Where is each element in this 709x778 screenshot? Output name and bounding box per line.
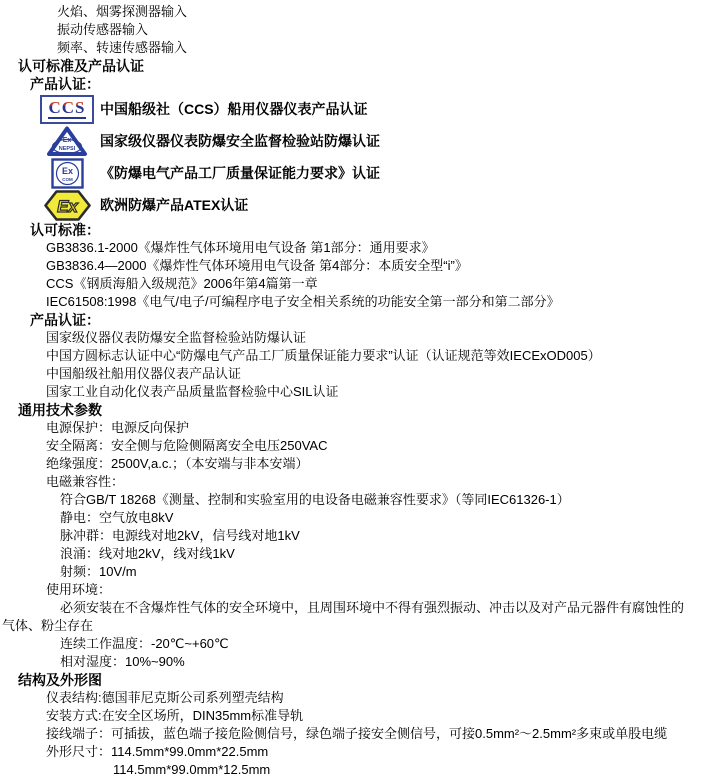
input-type-line: 频率、转速传感器输入 [0,39,709,57]
structure-line-dimensions-1: 外形尺寸：114.5mm*99.0mm*22.5mm [0,743,709,761]
spec-line-power-protection: 电源保护：电源反向保护 [0,419,709,437]
standard-line: GB3836.4—2000《爆炸性气体环境用电气设备 第4部分：本质安全型“i”… [0,257,709,275]
section-title-structure-dimensions: 结构及外形图 [0,671,709,689]
svg-text:NEPSI: NEPSI [59,146,76,152]
recognized-standards-heading: 认可标准： [0,221,709,239]
spec-line-environment-1: 必须安装在不含爆炸性气体的安全环境中，且周围环境中不得有强烈振动、冲击以及对产品… [0,599,709,617]
input-type-line: 振动传感器输入 [0,21,709,39]
product-certification-heading-2: 产品认证： [0,311,709,329]
product-cert-line: 国家级仪器仪表防爆安全监督检验站防爆认证 [0,329,709,347]
excom-ex-logo-icon: Ex COM [38,158,96,189]
atex-ex-logo-icon: Ex [38,190,96,221]
spec-line-esd: 静电：空气放电8kV [0,509,709,527]
spec-line-environment-heading: 使用环境： [0,581,709,599]
structure-line-housing: 仪表结构:德国菲尼克斯公司系列塑壳结构 [0,689,709,707]
svg-text:Ex: Ex [61,166,72,176]
standard-line: GB3836.1-2000《爆炸性气体环境用电气设备 第1部分：通用要求》 [0,239,709,257]
cert-row-nepsi: Ex NEPSI 国家级仪器仪表防爆安全监督检验站防爆认证 [38,125,709,157]
standard-line: CCS《钢质海船入级规范》2006年第4篇第一章 [0,275,709,293]
product-cert-line: 中国方圆标志认证中心“防爆电气产品工厂质量保证能力要求”认证（认证规范等效IEC… [0,347,709,365]
spec-line-insulation-strength: 绝缘强度：2500V,a.c.；（本安端与非本安端） [0,455,709,473]
standard-line: IEC61508:1998《电气/电子/可编程序电子安全相关系统的功能安全第一部… [0,293,709,311]
spec-line-emc-heading: 电磁兼容性： [0,473,709,491]
spec-line-burst: 脉冲群：电源线对地2kV，信号线对地1kV [0,527,709,545]
section-title-general-tech-params: 通用技术参数 [0,401,709,419]
cert-label: 欧洲防爆产品ATEX认证 [100,196,248,214]
cert-row-ccs: CCS 中国船级社（CCS）船用仪器仪表产品认证 [38,93,709,125]
ccs-logo-icon: CCS [38,95,96,124]
svg-text:Ex: Ex [63,137,72,144]
spec-line-surge: 浪涌：线对地2kV，线对线1kV [0,545,709,563]
structure-line-mounting: 安装方式:在安全区场所，DIN35mm标准导轨 [0,707,709,725]
svg-text:Ex: Ex [57,197,79,216]
section-title-standards-and-certifications: 认可标准及产品认证 [0,57,709,75]
structure-line-dimensions-2: 114.5mm*99.0mm*12.5mm [0,761,709,778]
cert-label: 《防爆电气产品工厂质量保证能力要求》认证 [100,164,380,182]
datasheet-page: 火焰、烟雾探测器输入 振动传感器输入 频率、转速传感器输入 认可标准及产品认证 … [0,0,709,778]
cert-label: 中国船级社（CCS）船用仪器仪表产品认证 [100,100,368,118]
svg-text:COM: COM [62,177,73,182]
product-cert-line: 中国船级社船用仪器仪表产品认证 [0,365,709,383]
spec-line-rf: 射频：10V/m [0,563,709,581]
spec-line-humidity: 相对湿度：10%~90% [0,653,709,671]
product-certification-heading: 产品认证： [0,75,709,93]
spec-line-safety-isolation: 安全隔离：安全侧与危险侧隔离安全电压250VAC [0,437,709,455]
nepsi-ex-logo-icon: Ex NEPSI [38,125,96,157]
spec-line-emc-standard: 符合GB/T 18268《测量、控制和实验室用的电设备电磁兼容性要求》（等同IE… [0,491,709,509]
cert-row-atex: Ex 欧洲防爆产品ATEX认证 [38,189,709,221]
input-type-line: 火焰、烟雾探测器输入 [0,3,709,21]
spec-line-operating-temp: 连续工作温度：-20℃~+60℃ [0,635,709,653]
cert-label: 国家级仪器仪表防爆安全监督检验站防爆认证 [100,132,380,150]
product-cert-line: 国家工业自动化仪表产品质量监督检验中心SIL认证 [0,383,709,401]
spec-line-environment-2: 气体、粉尘存在 [0,617,709,635]
structure-line-terminals: 接线端子：可插拔，蓝色端子接危险侧信号，绿色端子接安全侧信号，可接0.5mm²～… [0,725,709,743]
cert-row-excom: Ex COM 《防爆电气产品工厂质量保证能力要求》认证 [38,157,709,189]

Task directions: Select every line in the listing above that contains the string "振动传感器输入", matching case exactly.

Response to the task:
input-type-line: 振动传感器输入 [0,21,709,39]
datasheet-page: 火焰、烟雾探测器输入 振动传感器输入 频率、转速传感器输入 认可标准及产品认证 … [0,0,709,778]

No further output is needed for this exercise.